• **What is expected**
Reply with only the number of lines that contain the string "回复了你的动态".

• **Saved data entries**

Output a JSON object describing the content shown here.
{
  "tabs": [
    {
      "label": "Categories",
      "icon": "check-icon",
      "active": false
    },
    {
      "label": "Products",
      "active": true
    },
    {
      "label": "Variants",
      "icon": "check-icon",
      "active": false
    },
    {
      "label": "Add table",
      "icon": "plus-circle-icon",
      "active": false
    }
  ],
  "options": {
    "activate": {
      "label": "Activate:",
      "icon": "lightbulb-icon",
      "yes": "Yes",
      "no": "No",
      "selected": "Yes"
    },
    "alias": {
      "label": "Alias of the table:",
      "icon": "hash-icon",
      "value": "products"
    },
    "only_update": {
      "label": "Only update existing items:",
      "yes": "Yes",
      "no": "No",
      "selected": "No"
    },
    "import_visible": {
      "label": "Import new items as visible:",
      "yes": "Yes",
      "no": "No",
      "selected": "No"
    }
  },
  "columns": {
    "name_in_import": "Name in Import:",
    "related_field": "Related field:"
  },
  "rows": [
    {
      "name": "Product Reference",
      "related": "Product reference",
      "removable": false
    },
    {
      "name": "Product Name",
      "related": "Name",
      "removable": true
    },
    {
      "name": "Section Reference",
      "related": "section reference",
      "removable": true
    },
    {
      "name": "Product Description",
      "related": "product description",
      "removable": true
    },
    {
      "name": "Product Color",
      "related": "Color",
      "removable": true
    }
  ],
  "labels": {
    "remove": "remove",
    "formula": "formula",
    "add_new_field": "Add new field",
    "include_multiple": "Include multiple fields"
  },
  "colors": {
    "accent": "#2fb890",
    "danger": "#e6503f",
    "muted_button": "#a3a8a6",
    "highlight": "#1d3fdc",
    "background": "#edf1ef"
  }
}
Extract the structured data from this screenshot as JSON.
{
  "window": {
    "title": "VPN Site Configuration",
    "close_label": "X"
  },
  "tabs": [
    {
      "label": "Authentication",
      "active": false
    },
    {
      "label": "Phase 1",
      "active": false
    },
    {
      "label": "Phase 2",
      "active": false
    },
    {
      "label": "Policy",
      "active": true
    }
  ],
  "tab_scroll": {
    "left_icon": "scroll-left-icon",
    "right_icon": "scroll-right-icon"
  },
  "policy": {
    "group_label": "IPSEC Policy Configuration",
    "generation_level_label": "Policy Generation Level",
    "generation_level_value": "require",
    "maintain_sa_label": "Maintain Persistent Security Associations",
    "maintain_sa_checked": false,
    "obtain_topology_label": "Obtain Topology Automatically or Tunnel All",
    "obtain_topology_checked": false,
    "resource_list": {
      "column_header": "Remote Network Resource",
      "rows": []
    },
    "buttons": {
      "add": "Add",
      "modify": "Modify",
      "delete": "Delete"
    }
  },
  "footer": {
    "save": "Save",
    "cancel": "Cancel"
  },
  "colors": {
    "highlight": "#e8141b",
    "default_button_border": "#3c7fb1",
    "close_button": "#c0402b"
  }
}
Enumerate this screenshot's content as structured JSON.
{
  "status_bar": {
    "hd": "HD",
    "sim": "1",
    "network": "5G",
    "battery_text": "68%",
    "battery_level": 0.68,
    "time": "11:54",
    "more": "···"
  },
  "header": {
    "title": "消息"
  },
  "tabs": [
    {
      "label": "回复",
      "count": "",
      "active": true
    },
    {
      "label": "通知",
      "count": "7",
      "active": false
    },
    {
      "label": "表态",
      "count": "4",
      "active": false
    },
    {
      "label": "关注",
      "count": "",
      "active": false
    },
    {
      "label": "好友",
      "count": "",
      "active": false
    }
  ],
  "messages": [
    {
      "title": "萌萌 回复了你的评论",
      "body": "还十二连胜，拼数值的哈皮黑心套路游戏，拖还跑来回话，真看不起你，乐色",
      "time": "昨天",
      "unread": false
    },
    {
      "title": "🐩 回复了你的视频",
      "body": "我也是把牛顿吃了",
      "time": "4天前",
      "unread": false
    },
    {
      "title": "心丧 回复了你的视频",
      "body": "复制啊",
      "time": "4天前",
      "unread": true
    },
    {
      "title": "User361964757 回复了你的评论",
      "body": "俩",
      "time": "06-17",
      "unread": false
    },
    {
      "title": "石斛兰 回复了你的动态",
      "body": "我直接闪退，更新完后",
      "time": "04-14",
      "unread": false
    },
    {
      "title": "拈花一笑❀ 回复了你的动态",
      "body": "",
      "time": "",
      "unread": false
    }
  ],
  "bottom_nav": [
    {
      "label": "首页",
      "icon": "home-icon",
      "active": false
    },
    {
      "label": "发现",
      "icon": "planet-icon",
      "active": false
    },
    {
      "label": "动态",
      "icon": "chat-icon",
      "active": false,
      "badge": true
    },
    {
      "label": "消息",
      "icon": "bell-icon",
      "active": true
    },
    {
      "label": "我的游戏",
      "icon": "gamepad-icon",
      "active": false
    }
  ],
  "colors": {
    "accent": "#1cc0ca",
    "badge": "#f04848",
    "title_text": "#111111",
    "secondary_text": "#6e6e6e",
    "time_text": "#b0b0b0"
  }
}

• **Finished answer**
2